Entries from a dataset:
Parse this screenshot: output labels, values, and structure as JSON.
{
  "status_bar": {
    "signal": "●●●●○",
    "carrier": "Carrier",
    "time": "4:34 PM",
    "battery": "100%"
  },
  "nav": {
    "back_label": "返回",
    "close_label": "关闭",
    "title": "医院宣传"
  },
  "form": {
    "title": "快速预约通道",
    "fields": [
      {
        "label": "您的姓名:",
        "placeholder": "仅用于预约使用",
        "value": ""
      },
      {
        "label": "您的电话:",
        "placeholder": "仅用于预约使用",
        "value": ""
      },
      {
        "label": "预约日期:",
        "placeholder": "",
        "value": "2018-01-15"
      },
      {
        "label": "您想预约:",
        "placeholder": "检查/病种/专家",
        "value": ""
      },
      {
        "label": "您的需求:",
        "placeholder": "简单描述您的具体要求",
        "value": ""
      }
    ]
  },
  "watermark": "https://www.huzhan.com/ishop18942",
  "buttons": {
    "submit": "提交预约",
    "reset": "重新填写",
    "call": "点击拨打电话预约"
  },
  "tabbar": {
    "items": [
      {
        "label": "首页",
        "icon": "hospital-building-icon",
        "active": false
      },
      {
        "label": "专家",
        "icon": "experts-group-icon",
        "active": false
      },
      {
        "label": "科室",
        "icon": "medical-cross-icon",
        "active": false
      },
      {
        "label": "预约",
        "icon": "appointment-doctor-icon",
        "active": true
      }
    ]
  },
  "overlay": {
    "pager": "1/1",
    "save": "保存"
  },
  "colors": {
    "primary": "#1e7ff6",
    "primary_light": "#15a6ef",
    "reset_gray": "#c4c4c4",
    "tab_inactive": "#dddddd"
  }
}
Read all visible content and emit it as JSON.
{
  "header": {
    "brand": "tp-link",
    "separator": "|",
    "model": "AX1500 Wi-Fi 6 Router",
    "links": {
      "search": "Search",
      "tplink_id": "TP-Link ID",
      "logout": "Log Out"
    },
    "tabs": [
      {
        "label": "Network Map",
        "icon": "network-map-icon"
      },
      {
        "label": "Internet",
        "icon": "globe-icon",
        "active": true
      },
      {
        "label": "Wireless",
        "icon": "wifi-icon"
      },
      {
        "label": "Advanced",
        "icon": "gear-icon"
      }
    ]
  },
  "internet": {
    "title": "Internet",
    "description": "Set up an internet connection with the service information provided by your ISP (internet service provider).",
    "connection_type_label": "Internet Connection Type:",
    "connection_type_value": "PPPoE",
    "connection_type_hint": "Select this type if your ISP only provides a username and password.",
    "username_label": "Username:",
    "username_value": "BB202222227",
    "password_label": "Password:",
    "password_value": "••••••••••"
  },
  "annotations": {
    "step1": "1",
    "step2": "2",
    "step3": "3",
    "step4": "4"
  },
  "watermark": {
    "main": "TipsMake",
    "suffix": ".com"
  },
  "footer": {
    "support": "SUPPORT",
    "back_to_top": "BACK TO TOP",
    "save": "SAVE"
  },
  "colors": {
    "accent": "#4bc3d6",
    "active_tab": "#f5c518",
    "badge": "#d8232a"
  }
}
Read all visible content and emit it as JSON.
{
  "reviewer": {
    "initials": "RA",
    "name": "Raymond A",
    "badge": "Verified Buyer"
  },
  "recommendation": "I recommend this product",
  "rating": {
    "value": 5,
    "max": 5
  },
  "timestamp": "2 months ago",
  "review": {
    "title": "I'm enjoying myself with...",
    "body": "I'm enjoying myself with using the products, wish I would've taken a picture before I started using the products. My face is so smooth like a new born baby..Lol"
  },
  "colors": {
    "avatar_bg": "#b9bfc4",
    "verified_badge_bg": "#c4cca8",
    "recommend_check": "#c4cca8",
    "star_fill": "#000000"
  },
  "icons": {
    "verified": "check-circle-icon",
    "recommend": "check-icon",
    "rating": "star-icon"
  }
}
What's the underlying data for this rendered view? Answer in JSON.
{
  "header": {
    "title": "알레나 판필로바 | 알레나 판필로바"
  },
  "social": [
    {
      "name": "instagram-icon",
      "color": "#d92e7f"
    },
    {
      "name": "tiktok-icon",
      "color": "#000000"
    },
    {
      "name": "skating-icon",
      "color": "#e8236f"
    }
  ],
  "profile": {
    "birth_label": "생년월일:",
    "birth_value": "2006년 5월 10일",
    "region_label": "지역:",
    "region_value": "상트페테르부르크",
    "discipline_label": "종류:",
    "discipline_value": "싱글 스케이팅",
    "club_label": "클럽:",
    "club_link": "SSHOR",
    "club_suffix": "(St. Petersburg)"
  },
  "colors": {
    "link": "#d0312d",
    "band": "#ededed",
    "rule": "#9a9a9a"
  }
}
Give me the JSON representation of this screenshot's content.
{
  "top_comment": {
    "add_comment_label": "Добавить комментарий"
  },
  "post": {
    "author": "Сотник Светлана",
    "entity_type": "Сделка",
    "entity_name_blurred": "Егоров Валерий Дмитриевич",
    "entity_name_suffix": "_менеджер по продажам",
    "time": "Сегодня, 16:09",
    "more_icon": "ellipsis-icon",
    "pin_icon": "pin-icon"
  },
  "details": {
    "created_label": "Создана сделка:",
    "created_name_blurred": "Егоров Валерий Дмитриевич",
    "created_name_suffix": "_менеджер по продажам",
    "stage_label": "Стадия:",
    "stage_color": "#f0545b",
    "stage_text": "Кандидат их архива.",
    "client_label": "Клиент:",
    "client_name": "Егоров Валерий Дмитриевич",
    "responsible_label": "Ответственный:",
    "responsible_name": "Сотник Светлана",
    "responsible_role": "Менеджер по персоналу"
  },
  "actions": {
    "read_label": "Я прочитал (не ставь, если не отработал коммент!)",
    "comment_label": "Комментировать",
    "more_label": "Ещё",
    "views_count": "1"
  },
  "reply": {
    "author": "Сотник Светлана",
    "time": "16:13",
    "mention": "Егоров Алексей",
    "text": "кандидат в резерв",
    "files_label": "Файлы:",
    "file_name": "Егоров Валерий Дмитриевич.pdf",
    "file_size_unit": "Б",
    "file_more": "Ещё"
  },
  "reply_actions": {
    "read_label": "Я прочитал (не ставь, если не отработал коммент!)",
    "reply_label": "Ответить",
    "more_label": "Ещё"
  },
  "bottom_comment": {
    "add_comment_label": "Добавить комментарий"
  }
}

Set problem:
Extract all lines as given.

Result of this exercise:
Parse this screenshot: output labels, values, and structure as JSON.
{
  "status_bar": {
    "signal": "●●●●○",
    "carrier": "Carrier",
    "time": "4:34 PM",
    "battery": "100%"
  },
  "nav": {
    "back_label": "返回",
    "close_label": "关闭",
    "title": "医院宣传"
  },
  "form": {
    "title": "快速预约通道",
    "fields": [
      {
        "label": "您的姓名:",
        "placeholder": "仅用于预约使用",
        "value": ""
      },
      {
        "label": "您的电话:",
        "placeholder": "仅用于预约使用",
        "value": ""
      },
      {
        "label": "预约日期:",
        "placeholder": "",
        "value": "2018-01-15"
      },
      {
        "label": "您想预约:",
        "placeholder": "检查/病种/专家",
        "value": ""
      },
      {
        "label": "您的需求:",
        "placeholder": "简单描述您的具体要求",
        "value": ""
      }
    ]
  },
  "watermark": "https://www.huzhan.com/ishop18942",
  "buttons": {
    "submit": "提交预约",
    "reset": "重新填写",
    "call": "点击拨打电话预约"
  },
  "tabbar": {
    "items": [
      {
        "label": "首页",
        "icon": "hospital-building-icon",
        "active": false
      },
      {
        "label": "专家",
        "icon": "experts-group-icon",
        "active": false
      },
      {
        "label": "科室",
        "icon": "medical-cross-icon",
        "active": false
      },
      {
        "label": "预约",
        "icon": "appointment-doctor-icon",
        "active": true
      }
    ]
  },
  "overlay": {
    "pager": "1/1",
    "save": "保存"
  },
  "colors": {
    "primary": "#1e7ff6",
    "primary_light": "#15a6ef",
    "reset_gray": "#c4c4c4",
    "tab_inactive": "#dddddd"
  }
}
Read all visible content and emit it as JSON.
{
  "header": {
    "brand": "tp-link",
    "separator": "|",
    "model": "AX1500 Wi-Fi 6 Router",
    "links": {
      "search": "Search",
      "tplink_id": "TP-Link ID",
      "logout": "Log Out"
    },
    "tabs": [
      {
        "label": "Network Map",
        "icon": "network-map-icon"
      },
      {
        "label": "Internet",
        "icon": "globe-icon",
        "active": true
      },
      {
        "label": "Wireless",
        "icon": "wifi-icon"
      },
      {
        "label": "Advanced",
        "icon": "gear-icon"
      }
    ]
  },
  "internet": {
    "title": "Internet",
    "description": "Set up an internet connection with the service information provided by your ISP (internet service provider).",
    "connection_type_label": "Internet Connection Type:",
    "connection_type_value": "PPPoE",
    "connection_type_hint": "Select this type if your ISP only provides a username and password.",
    "username_label": "Username:",
    "username_value": "BB202222227",
    "password_label": "Password:",
    "password_value": "••••••••••"
  },
  "annotations": {
    "step1": "1",
    "step2": "2",
    "step3": "3",
    "step4": "4"
  },
  "watermark": {
    "main": "TipsMake",
    "suffix": ".com"
  },
  "footer": {
    "support": "SUPPORT",
    "back_to_top": "BACK TO TOP",
    "save": "SAVE"
  },
  "colors": {
    "accent": "#4bc3d6",
    "active_tab": "#f5c518",
    "badge": "#d8232a"
  }
}
Read all visible content and emit it as JSON.
{
  "reviewer": {
    "initials": "RA",
    "name": "Raymond A",
    "badge": "Verified Buyer"
  },
  "recommendation": "I recommend this product",
  "rating": {
    "value": 5,
    "max": 5
  },
  "timestamp": "2 months ago",
  "review": {
    "title": "I'm enjoying myself with...",
    "body": "I'm enjoying myself with using the products, wish I would've taken a picture before I started using the products. My face is so smooth like a new born baby..Lol"
  },
  "colors": {
    "avatar_bg": "#b9bfc4",
    "verified_badge_bg": "#c4cca8",
    "recommend_check": "#c4cca8",
    "star_fill": "#000000"
  },
  "icons": {
    "verified": "check-circle-icon",
    "recommend": "check-icon",
    "rating": "star-icon"
  }
}
What's the underlying data for this rendered view? Answer in JSON.
{
  "header": {
    "title": "알레나 판필로바 | 알레나 판필로바"
  },
  "social": [
    {
      "name": "instagram-icon",
      "color": "#d92e7f"
    },
    {
      "name": "tiktok-icon",
      "color": "#000000"
    },
    {
      "name": "skating-icon",
      "color": "#e8236f"
    }
  ],
  "profile": {
    "birth_label": "생년월일:",
    "birth_value": "2006년 5월 10일",
    "region_label": "지역:",
    "region_value": "상트페테르부르크",
    "discipline_label": "종류:",
    "discipline_value": "싱글 스케이팅",
    "club_label": "클럽:",
    "club_link": "SSHOR",
    "club_suffix": "(St. Petersburg)"
  },
  "colors": {
    "link": "#d0312d",
    "band": "#ededed",
    "rule": "#9a9a9a"
  }
}
Give me the JSON representation of this screenshot's content.
{
  "top_comment": {
    "add_comment_label": "Добавить комментарий"
  },
  "post": {
    "author": "Сотник Светлана",
    "entity_type": "Сделка",
    "entity_name_blurred": "Егоров Валерий Дмитриевич",
    "entity_name_suffix": "_менеджер по продажам",
    "time": "Сегодня, 16:09",
    "more_icon": "ellipsis-icon",
    "pin_icon": "pin-icon"
  },
  "details": {
    "created_label": "Создана сделка:",
    "created_name_blurred": "Егоров Валерий Дмитриевич",
    "created_name_suffix": "_менеджер по продажам",
    "stage_label": "Стадия:",
    "stage_color": "#f0545b",
    "stage_text": "Кандидат их архива.",
    "client_label": "Клиент:",
    "client_name": "Егоров Валерий Дмитриевич",
    "responsible_label": "Ответственный:",
    "responsible_name": "Сотник Светлана",
    "responsible_role": "Менеджер по персоналу"
  },
  "actions": {
    "read_label": "Я прочитал (не ставь, если не отработал коммент!)",
    "comment_label": "Комментировать",
    "more_label": "Ещё",
    "views_count": "1"
  },
  "reply": {
    "author": "Сотник Светлана",
    "time": "16:13",
    "mention": "Егоров Алексей",
    "text": "кандидат в резерв",
    "files_label": "Файлы:",
    "file_name": "Егоров Валерий Дмитриевич.pdf",
    "file_size_unit": "Б",
    "file_more": "Ещё"
  },
  "reply_actions": {
    "read_label": "Я прочитал (не ставь, если не отработал коммент!)",
    "reply_label": "Ответить",
    "more_label": "Ещё"
  },
  "bottom_comment": {
    "add_comment_label": "Добавить комментарий"
  }
}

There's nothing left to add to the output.